● **TASK TO CARRY OUT**: Print out each entry below exactly, please.

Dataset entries
** BEGIN **
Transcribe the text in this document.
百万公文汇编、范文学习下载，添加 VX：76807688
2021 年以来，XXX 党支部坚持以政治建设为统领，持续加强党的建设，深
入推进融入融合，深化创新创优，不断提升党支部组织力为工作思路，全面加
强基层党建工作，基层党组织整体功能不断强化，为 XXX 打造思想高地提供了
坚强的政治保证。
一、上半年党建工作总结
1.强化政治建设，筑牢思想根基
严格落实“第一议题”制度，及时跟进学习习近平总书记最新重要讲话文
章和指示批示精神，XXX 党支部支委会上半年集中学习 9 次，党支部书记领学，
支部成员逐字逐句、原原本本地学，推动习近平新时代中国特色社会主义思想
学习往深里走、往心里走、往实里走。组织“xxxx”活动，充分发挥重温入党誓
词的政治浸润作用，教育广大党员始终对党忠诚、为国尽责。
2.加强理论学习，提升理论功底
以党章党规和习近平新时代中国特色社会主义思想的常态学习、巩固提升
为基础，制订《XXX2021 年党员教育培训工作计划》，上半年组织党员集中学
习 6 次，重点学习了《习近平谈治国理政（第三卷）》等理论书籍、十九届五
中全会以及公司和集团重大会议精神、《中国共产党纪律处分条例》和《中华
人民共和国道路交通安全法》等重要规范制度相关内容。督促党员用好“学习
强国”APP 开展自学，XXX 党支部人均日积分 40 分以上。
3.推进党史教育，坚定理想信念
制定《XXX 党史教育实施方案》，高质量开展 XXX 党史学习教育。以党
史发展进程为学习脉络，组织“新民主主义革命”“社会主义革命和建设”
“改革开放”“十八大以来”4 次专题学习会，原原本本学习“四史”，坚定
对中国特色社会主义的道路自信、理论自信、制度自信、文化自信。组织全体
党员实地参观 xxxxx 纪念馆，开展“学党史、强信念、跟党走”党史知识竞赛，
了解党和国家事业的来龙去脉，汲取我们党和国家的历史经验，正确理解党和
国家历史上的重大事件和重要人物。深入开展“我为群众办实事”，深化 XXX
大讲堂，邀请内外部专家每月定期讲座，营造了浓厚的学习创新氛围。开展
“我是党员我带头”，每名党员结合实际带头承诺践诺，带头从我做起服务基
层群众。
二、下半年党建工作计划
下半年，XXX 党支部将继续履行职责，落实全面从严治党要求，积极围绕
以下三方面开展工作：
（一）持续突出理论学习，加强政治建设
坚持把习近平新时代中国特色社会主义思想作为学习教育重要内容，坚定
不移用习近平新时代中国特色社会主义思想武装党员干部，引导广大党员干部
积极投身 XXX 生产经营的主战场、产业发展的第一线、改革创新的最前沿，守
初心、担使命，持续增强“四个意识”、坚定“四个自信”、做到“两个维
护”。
** END **
● **FULL SOLUTION**:
Transcribe the text in this document.
百万公文汇编、范文学习下载，添加 VX：76807688
2021 年以来，XXX 党支部坚持以政治建设为统领，持续加强党的建设，深
入推进融入融合，深化创新创优，不断提升党支部组织力为工作思路，全面加
强基层党建工作，基层党组织整体功能不断强化，为 XXX 打造思想高地提供了
坚强的政治保证。
一、上半年党建工作总结
1.强化政治建设，筑牢思想根基
严格落实“第一议题”制度，及时跟进学习习近平总书记最新重要讲话文
章和指示批示精神，XXX 党支部支委会上半年集中学习 9 次，党支部书记领学，
支部成员逐字逐句、原原本本地学，推动习近平新时代中国特色社会主义思想
学习往深里走、往心里走、往实里走。组织“xxxx”活动，充分发挥重温入党誓
词的政治浸润作用，教育广大党员始终对党忠诚、为国尽责。
2.加强理论学习，提升理论功底
以党章党规和习近平新时代中国特色社会主义思想的常态学习、巩固提升
为基础，制订《XXX2021 年党员教育培训工作计划》，上半年组织党员集中学
习 6 次，重点学习了《习近平谈治国理政（第三卷）》等理论书籍、十九届五
中全会以及公司和集团重大会议精神、《中国共产党纪律处分条例》和《中华
人民共和国道路交通安全法》等重要规范制度相关内容。督促党员用好“学习
强国”APP 开展自学，XXX 党支部人均日积分 40 分以上。
3.推进党史教育，坚定理想信念
制定《XXX 党史教育实施方案》，高质量开展 XXX 党史学习教育。以党
史发展进程为学习脉络，组织“新民主主义革命”“社会主义革命和建设”
“改革开放”“十八大以来”4 次专题学习会，原原本本学习“四史”，坚定
对中国特色社会主义的道路自信、理论自信、制度自信、文化自信。组织全体
党员实地参观 xxxxx 纪念馆，开展“学党史、强信念、跟党走”党史知识竞赛，
了解党和国家事业的来龙去脉，汲取我们党和国家的历史经验，正确理解党和
国家历史上的重大事件和重要人物。深入开展“我为群众办实事”，深化 XXX
大讲堂，邀请内外部专家每月定期讲座，营造了浓厚的学习创新氛围。开展
“我是党员我带头”，每名党员结合实际带头承诺践诺，带头从我做起服务基
层群众。
二、下半年党建工作计划
下半年，XXX 党支部将继续履行职责，落实全面从严治党要求，积极围绕
以下三方面开展工作：
（一）持续突出理论学习，加强政治建设
坚持把习近平新时代中国特色社会主义思想作为学习教育重要内容，坚定
不移用习近平新时代中国特色社会主义思想武装党员干部，引导广大党员干部
积极投身 XXX 生产经营的主战场、产业发展的第一线、改革创新的最前沿，守
初心、担使命，持续增强“四个意识”、坚定“四个自信”、做到“两个维
护”。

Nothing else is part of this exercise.